Items from a figure collection
— Start —

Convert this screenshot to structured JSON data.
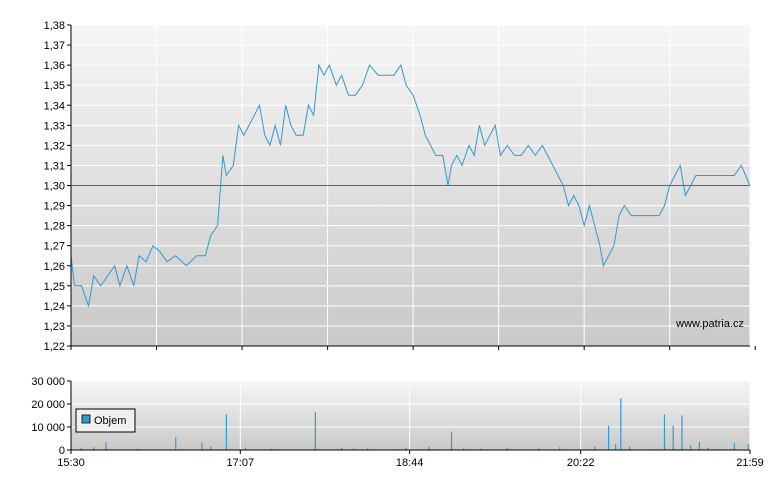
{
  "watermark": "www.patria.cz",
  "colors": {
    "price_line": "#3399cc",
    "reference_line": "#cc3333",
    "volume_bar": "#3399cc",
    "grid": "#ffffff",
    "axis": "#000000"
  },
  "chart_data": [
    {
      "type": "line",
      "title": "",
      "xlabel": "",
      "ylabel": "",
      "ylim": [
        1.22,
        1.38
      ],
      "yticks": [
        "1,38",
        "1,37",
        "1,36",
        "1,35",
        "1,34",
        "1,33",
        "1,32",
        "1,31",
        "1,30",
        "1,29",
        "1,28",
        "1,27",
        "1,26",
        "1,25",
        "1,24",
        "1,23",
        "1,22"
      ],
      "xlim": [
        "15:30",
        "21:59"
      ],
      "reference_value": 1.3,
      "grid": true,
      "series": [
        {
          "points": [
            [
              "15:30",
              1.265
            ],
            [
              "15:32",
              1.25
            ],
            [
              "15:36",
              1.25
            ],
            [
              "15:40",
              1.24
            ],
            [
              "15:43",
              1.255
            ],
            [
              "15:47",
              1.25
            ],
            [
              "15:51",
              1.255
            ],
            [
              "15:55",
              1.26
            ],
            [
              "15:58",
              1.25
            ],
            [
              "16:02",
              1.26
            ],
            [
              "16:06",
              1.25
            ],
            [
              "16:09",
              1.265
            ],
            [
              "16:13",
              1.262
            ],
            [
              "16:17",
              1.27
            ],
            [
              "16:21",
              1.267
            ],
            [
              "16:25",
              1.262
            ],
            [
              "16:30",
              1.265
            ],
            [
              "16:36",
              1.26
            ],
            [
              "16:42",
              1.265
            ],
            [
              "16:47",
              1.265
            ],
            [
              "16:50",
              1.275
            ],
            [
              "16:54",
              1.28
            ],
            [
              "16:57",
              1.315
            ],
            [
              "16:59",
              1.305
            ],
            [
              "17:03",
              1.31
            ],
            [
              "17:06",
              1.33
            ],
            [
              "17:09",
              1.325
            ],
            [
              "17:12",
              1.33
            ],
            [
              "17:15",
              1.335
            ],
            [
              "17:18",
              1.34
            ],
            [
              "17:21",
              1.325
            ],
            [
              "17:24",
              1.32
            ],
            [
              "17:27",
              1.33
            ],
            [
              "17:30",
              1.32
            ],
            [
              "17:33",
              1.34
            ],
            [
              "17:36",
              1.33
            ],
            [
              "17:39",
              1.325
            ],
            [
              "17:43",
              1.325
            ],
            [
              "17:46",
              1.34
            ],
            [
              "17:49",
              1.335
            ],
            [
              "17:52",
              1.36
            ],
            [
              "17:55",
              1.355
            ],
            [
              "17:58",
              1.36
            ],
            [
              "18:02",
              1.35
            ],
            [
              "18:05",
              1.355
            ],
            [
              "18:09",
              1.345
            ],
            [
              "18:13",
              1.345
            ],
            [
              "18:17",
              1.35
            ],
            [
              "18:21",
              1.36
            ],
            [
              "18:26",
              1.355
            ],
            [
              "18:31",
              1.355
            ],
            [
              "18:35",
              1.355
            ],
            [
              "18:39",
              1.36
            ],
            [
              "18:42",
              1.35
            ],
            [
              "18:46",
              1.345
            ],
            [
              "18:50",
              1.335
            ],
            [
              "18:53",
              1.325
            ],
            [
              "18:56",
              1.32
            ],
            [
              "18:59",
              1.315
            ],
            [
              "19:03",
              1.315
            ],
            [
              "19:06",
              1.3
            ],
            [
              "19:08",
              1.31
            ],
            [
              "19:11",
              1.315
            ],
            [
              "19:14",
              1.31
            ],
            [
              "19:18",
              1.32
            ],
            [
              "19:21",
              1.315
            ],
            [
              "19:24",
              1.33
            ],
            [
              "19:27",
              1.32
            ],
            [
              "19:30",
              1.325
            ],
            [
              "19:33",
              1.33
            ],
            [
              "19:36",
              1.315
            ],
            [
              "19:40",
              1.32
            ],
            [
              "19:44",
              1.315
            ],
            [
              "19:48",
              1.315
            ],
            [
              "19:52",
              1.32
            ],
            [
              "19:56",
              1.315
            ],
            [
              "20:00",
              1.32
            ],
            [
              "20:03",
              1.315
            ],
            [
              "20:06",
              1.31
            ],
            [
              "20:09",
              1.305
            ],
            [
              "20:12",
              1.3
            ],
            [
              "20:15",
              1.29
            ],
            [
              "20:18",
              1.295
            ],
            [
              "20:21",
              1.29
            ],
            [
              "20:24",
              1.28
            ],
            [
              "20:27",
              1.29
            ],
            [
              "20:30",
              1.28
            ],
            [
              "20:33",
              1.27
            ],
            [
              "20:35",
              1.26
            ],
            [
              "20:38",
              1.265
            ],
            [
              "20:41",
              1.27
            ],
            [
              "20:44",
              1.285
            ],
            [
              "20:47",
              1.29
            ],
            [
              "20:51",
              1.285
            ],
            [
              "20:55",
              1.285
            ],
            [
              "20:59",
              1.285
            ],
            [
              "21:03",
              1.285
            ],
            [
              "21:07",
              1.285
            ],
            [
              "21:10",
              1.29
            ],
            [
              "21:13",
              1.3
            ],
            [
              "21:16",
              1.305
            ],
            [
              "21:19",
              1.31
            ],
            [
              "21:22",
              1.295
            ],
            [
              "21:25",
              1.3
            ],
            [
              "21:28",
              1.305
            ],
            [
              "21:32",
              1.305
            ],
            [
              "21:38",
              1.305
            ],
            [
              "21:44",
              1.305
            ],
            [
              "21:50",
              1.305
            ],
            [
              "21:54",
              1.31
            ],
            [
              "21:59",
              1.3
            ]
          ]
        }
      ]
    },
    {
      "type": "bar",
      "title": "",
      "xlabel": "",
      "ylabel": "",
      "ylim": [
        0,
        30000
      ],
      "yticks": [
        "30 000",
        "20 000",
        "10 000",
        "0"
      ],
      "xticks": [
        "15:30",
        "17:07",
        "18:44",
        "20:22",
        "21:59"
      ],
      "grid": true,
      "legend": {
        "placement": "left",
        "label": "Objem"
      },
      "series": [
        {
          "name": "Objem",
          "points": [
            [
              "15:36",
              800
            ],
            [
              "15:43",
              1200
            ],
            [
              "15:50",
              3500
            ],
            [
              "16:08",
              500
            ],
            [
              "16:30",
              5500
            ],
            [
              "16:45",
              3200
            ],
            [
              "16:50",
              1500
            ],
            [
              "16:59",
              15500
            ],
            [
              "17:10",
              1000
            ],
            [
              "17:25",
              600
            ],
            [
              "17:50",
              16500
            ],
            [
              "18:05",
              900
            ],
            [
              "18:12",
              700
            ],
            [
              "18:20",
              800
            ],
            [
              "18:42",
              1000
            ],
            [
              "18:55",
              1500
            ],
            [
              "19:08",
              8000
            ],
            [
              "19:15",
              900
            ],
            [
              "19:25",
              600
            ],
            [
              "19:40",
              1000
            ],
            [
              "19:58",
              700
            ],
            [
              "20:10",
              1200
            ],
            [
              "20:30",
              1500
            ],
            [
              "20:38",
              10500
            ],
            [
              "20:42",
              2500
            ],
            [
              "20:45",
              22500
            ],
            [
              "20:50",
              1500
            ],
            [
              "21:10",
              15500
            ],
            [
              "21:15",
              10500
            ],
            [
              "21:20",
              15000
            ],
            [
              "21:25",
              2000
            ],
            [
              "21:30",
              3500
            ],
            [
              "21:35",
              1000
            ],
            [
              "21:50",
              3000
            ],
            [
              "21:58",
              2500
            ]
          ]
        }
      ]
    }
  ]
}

— End —
— Start —

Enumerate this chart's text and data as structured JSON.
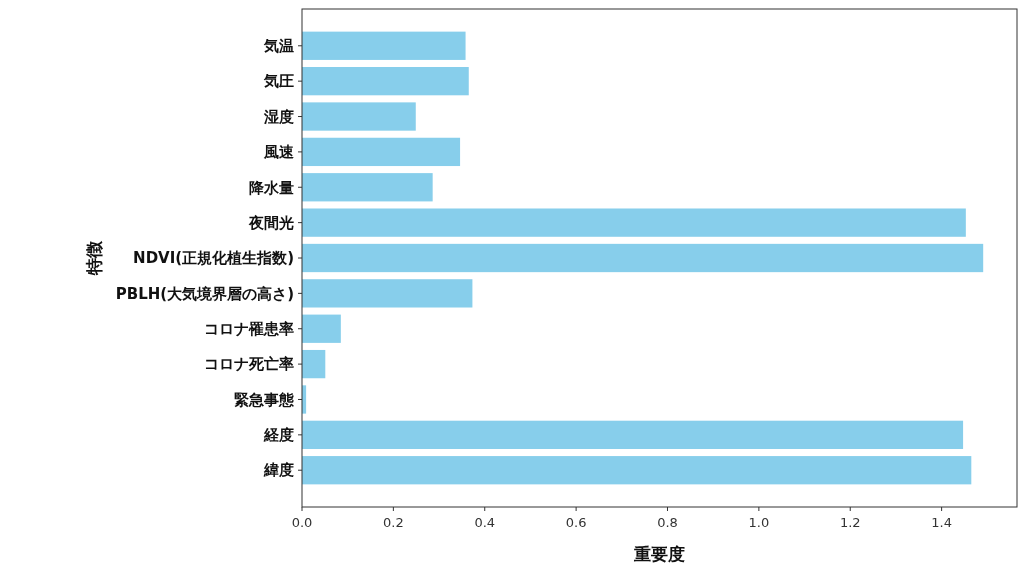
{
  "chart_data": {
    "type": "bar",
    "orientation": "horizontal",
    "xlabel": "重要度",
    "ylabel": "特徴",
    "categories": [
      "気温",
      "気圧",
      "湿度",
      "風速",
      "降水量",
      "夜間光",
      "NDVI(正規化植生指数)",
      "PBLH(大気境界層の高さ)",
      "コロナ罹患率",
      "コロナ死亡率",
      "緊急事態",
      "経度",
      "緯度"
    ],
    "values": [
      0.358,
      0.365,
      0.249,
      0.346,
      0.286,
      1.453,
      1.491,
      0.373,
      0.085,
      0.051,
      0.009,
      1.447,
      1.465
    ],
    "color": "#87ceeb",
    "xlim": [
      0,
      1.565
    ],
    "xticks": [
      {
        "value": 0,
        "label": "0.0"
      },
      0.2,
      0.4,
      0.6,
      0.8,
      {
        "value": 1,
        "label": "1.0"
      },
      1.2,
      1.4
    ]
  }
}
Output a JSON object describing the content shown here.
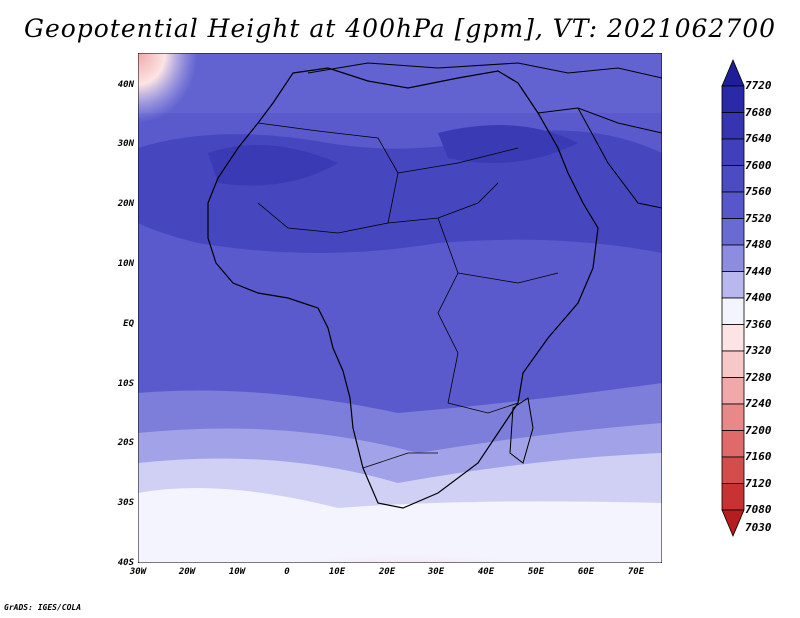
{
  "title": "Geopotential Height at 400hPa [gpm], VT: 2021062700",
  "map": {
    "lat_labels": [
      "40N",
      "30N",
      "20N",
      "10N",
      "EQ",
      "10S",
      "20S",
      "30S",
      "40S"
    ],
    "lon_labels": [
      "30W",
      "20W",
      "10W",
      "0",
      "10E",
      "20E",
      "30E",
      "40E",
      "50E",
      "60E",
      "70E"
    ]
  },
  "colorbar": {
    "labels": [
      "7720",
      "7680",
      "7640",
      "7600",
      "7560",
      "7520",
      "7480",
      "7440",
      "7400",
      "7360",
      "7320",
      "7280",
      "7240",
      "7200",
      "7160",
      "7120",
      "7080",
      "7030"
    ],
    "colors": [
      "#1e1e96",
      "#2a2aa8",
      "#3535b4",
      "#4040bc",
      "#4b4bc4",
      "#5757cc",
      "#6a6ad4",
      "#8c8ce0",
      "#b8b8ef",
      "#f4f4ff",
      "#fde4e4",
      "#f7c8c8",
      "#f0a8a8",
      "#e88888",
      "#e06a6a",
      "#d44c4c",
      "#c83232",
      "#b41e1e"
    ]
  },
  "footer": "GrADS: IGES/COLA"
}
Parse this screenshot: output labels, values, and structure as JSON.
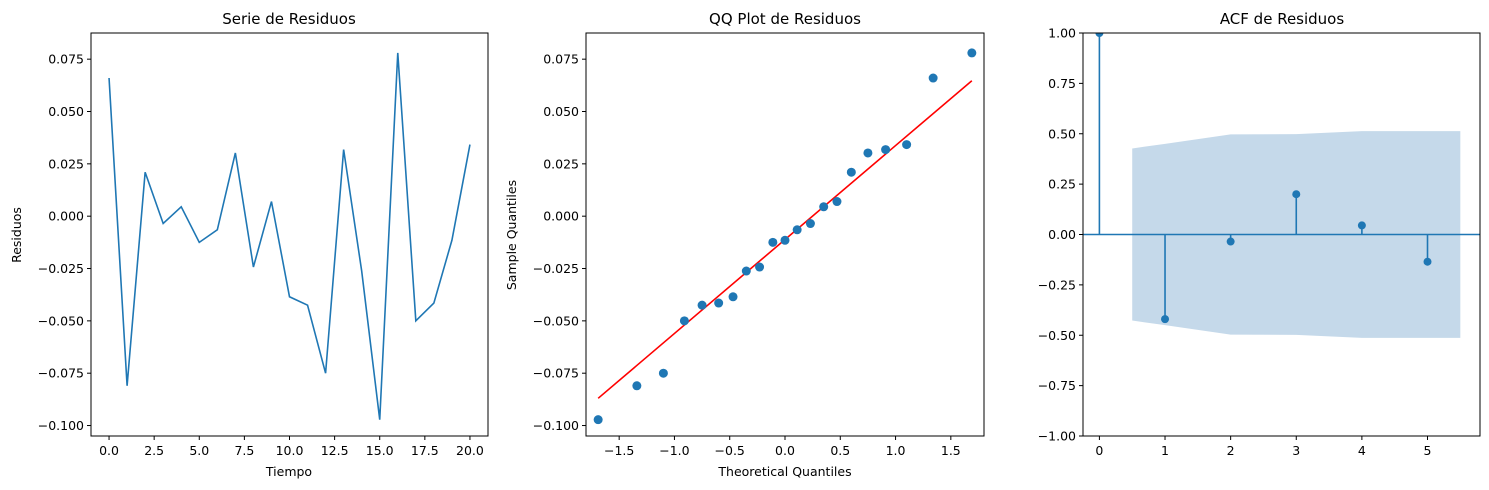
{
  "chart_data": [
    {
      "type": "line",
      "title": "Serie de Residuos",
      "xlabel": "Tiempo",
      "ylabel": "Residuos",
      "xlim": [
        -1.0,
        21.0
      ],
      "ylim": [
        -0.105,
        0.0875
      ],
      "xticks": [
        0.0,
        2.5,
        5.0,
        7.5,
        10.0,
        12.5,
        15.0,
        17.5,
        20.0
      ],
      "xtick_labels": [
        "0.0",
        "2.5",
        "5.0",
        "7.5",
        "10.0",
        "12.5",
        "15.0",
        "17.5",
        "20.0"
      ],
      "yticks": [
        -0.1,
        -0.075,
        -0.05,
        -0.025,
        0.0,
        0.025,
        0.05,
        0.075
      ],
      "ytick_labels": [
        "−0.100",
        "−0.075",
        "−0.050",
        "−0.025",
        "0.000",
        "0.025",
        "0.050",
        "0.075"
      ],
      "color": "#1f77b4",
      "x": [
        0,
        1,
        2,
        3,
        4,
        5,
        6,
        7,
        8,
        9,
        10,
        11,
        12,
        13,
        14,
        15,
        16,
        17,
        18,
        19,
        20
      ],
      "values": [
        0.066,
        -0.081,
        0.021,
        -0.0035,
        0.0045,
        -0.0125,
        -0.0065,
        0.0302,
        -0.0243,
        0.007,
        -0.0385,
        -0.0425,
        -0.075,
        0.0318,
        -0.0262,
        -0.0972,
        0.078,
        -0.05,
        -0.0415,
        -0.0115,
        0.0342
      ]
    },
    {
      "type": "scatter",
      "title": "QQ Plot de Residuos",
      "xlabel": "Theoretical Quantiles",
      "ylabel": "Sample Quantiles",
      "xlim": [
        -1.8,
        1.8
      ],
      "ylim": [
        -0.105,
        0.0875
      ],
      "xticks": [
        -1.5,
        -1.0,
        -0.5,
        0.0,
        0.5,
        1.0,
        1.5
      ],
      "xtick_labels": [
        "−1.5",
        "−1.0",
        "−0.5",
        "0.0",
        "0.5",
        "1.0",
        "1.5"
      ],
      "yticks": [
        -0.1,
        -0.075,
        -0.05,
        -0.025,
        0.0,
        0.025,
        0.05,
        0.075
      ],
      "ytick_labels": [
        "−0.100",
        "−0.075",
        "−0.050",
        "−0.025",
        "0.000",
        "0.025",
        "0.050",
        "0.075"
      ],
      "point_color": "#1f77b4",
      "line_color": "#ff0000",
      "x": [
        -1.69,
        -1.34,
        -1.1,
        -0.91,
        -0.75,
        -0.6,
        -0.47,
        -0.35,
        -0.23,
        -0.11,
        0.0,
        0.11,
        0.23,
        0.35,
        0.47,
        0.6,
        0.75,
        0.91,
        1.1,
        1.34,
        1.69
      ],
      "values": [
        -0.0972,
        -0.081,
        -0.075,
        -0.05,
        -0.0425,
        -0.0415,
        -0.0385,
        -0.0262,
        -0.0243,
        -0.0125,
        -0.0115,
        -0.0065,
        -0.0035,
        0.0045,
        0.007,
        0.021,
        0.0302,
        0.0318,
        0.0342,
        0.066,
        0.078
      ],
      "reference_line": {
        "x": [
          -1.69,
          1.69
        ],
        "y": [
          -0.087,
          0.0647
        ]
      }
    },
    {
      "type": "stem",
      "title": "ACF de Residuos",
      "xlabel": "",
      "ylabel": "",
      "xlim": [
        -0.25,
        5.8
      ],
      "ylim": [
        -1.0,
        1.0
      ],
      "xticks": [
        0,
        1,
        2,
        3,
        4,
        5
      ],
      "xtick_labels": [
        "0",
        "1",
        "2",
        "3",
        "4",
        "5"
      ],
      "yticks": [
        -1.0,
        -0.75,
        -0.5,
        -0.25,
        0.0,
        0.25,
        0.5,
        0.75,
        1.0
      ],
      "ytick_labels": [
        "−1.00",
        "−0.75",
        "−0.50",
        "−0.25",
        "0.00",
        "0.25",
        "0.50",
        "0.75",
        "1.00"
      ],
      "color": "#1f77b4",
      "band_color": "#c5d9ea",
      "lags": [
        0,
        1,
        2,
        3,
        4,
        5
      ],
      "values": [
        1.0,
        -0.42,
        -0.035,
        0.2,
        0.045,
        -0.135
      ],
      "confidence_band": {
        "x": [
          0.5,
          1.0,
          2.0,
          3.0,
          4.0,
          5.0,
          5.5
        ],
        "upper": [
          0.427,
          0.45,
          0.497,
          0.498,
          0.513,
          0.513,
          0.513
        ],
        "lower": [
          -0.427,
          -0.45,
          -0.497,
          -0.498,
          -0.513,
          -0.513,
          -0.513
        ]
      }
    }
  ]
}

— End —
— Start —

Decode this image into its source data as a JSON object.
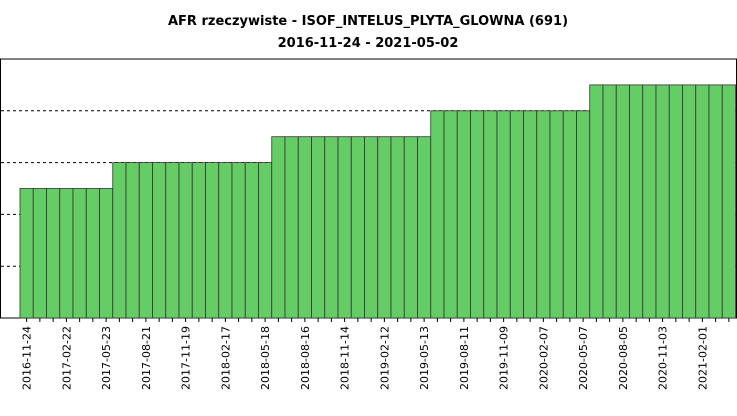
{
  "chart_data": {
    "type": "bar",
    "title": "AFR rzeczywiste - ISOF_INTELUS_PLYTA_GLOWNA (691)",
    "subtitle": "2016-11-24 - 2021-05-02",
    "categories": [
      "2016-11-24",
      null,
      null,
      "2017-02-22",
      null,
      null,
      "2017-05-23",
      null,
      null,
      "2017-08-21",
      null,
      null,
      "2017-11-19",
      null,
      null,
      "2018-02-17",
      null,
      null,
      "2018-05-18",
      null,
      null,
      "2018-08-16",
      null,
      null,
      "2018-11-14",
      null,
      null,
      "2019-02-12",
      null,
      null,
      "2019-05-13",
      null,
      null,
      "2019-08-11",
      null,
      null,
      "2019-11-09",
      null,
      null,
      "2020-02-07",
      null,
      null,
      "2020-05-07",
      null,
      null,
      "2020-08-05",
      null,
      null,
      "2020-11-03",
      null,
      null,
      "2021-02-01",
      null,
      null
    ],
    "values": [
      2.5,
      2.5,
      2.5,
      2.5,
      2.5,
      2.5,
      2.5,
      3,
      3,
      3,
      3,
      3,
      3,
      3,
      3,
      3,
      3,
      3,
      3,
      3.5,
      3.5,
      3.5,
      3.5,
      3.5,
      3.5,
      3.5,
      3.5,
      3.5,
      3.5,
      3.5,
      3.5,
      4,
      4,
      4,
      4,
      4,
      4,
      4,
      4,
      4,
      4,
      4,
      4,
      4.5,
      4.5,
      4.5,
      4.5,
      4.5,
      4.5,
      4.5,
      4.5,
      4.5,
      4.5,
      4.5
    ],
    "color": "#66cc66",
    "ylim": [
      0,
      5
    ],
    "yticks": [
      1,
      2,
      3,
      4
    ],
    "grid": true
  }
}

— End —

Directions - In the entries above, find each line with the word "this" and copy it.

Reply to the exercise -
Convert this screenshot to structured JSON data.
Enumerate this chart's text and data as structured JSON.
Parse this screenshot: output labels, values, and structure as JSON.
Decode this image into its source data as a JSON object.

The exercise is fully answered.